Task statement
Take the listing and print it in full, exactly as given.

+++ Records to use +++

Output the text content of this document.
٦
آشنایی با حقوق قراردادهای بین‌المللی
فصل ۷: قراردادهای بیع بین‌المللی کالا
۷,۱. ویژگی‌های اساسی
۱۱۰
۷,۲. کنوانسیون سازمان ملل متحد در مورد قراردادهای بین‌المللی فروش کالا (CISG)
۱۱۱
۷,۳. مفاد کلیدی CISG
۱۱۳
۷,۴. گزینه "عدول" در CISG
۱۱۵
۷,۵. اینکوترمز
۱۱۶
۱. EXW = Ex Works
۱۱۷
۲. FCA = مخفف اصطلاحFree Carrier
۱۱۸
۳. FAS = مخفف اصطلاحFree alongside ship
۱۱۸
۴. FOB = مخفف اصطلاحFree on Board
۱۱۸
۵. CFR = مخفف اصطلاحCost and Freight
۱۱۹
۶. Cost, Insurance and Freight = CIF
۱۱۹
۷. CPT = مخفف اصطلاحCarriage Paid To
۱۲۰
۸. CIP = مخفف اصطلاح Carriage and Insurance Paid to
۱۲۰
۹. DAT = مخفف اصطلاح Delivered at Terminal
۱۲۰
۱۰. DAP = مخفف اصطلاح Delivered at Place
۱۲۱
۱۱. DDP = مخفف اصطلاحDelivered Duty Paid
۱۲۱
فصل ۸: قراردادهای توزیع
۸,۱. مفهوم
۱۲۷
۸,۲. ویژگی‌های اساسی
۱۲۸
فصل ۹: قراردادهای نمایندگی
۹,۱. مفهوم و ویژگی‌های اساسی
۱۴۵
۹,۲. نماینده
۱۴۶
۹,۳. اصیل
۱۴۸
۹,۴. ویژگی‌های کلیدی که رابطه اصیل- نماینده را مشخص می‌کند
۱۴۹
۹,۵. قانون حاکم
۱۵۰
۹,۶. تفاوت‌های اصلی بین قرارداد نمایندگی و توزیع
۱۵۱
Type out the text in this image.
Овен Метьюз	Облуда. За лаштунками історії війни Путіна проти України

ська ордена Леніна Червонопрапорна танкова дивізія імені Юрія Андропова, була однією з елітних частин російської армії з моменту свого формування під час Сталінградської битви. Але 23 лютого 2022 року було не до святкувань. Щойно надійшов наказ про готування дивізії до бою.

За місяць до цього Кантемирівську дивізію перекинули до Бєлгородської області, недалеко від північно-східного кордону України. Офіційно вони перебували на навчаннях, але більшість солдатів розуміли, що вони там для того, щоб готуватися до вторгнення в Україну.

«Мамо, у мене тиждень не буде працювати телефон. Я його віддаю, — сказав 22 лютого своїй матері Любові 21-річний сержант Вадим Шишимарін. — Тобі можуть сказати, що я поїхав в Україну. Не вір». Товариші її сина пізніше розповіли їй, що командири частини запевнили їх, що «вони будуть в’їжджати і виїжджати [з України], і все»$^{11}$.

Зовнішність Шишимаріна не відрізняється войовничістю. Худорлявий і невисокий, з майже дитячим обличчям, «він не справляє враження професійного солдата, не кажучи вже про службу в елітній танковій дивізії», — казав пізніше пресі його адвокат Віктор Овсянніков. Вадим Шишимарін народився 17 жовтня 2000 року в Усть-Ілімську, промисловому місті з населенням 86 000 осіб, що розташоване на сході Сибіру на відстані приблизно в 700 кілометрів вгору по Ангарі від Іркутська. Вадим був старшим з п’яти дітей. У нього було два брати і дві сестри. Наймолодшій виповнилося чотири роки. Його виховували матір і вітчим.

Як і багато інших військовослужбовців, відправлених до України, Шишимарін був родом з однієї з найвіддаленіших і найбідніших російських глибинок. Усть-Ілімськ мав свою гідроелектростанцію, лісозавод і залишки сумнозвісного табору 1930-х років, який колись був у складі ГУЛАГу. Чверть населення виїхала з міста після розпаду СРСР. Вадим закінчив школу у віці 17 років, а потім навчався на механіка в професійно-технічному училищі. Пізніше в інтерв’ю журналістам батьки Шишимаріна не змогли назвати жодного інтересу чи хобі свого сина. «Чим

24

+++

Problem solution
Output the text content of this document.
٦
آشنایی با حقوق قراردادهای بین‌المللی
فصل ۷: قراردادهای بیع بین‌المللی کالا
۷,۱. ویژگی‌های اساسی
۱۱۰
۷,۲. کنوانسیون سازمان ملل متحد در مورد قراردادهای بین‌المللی فروش کالا (CISG)
۱۱۱
۷,۳. مفاد کلیدی CISG
۱۱۳
۷,۴. گزینه "عدول" در CISG
۱۱۵
۷,۵. اینکوترمز
۱۱۶
۱. EXW = Ex Works
۱۱۷
۲. FCA = مخفف اصطلاحFree Carrier
۱۱۸
۳. FAS = مخفف اصطلاحFree alongside ship
۱۱۸
۴. FOB = مخفف اصطلاحFree on Board
۱۱۸
۵. CFR = مخفف اصطلاحCost and Freight
۱۱۹
۶. Cost, Insurance and Freight = CIF
۱۱۹
۷. CPT = مخفف اصطلاحCarriage Paid To
۱۲۰
۸. CIP = مخفف اصطلاح Carriage and Insurance Paid to
۱۲۰
۹. DAT = مخفف اصطلاح Delivered at Terminal
۱۲۰
۱۰. DAP = مخفف اصطلاح Delivered at Place
۱۲۱
۱۱. DDP = مخفف اصطلاحDelivered Duty Paid
۱۲۱
فصل ۸: قراردادهای توزیع
۸,۱. مفهوم
۱۲۷
۸,۲. ویژگی‌های اساسی
۱۲۸
فصل ۹: قراردادهای نمایندگی
۹,۱. مفهوم و ویژگی‌های اساسی
۱۴۵
۹,۲. نماینده
۱۴۶
۹,۳. اصیل
۱۴۸
۹,۴. ویژگی‌های کلیدی که رابطه اصیل- نماینده را مشخص می‌کند
۱۴۹
۹,۵. قانون حاکم
۱۵۰
۹,۶. تفاوت‌های اصلی بین قرارداد نمایندگی و توزیع
۱۵۱
Type out the text in this image.
Овен Метьюз	Облуда. За лаштунками історії війни Путіна проти України

ська ордена Леніна Червонопрапорна танкова дивізія імені Юрія Андропова, була однією з елітних частин російської армії з моменту свого формування під час Сталінградської битви. Але 23 лютого 2022 року було не до святкувань. Щойно надійшов наказ про готування дивізії до бою.

За місяць до цього Кантемирівську дивізію перекинули до Бєлгородської області, недалеко від північно-східного кордону України. Офіційно вони перебували на навчаннях, але більшість солдатів розуміли, що вони там для того, щоб готуватися до вторгнення в Україну.

«Мамо, у мене тиждень не буде працювати телефон. Я його віддаю, — сказав 22 лютого своїй матері Любові 21-річний сержант Вадим Шишимарін. — Тобі можуть сказати, що я поїхав в Україну. Не вір». Товариші її сина пізніше розповіли їй, що командири частини запевнили їх, що «вони будуть в’їжджати і виїжджати [з України], і все»$^{11}$.

Зовнішність Шишимаріна не відрізняється войовничістю. Худорлявий і невисокий, з майже дитячим обличчям, «він не справляє враження професійного солдата, не кажучи вже про службу в елітній танковій дивізії», — казав пізніше пресі його адвокат Віктор Овсянніков. Вадим Шишимарін народився 17 жовтня 2000 року в Усть-Ілімську, промисловому місті з населенням 86 000 осіб, що розташоване на сході Сибіру на відстані приблизно в 700 кілометрів вгору по Ангарі від Іркутська. Вадим був старшим з п’яти дітей. У нього було два брати і дві сестри. Наймолодшій виповнилося чотири роки. Його виховували матір і вітчим.

Як і багато інших військовослужбовців, відправлених до України, Шишимарін був родом з однієї з найвіддаленіших і найбідніших російських глибинок. Усть-Ілімськ мав свою гідроелектростанцію, лісозавод і залишки сумнозвісного табору 1930-х років, який колись був у складі ГУЛАГу. Чверть населення виїхала з міста після розпаду СРСР. Вадим закінчив школу у віці 17 років, а потім навчався на механіка в професійно-технічному училищі. Пізніше в інтерв’ю журналістам батьки Шишимаріна не змогли назвати жодного інтересу чи хобі свого сина. «Чим

24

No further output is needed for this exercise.